**TASK DESCRIPTION**
Find each line holding "Criar" and copy it out.

(Stored data)
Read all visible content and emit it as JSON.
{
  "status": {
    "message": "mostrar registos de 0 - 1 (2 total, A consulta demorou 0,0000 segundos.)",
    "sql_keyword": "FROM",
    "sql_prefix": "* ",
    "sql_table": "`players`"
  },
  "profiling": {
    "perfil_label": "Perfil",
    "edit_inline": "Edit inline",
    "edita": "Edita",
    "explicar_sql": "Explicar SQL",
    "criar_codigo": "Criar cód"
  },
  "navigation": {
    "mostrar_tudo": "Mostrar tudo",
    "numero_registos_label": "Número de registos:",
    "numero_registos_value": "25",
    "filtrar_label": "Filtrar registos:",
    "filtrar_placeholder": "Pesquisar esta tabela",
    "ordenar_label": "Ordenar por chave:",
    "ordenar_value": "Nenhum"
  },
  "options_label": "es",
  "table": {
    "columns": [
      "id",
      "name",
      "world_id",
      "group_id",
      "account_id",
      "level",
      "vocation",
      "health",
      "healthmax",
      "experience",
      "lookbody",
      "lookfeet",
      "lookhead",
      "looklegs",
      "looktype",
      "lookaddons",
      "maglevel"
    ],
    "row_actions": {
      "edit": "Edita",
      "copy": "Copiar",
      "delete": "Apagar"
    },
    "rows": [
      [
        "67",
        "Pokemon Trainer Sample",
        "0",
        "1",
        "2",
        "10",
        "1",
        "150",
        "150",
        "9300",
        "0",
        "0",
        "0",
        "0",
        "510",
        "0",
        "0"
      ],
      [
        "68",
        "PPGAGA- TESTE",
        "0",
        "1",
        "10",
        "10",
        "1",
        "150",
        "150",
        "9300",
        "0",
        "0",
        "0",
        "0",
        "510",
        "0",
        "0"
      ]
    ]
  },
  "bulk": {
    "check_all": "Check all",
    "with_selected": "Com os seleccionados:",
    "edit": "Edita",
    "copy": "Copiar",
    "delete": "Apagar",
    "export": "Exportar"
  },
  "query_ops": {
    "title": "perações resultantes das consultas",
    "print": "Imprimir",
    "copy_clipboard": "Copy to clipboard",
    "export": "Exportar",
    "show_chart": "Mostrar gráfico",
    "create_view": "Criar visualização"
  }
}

**EXERCISE RESPONSE**
    "criar_codigo": "Criar cód"
    "create_view": "Criar visualização"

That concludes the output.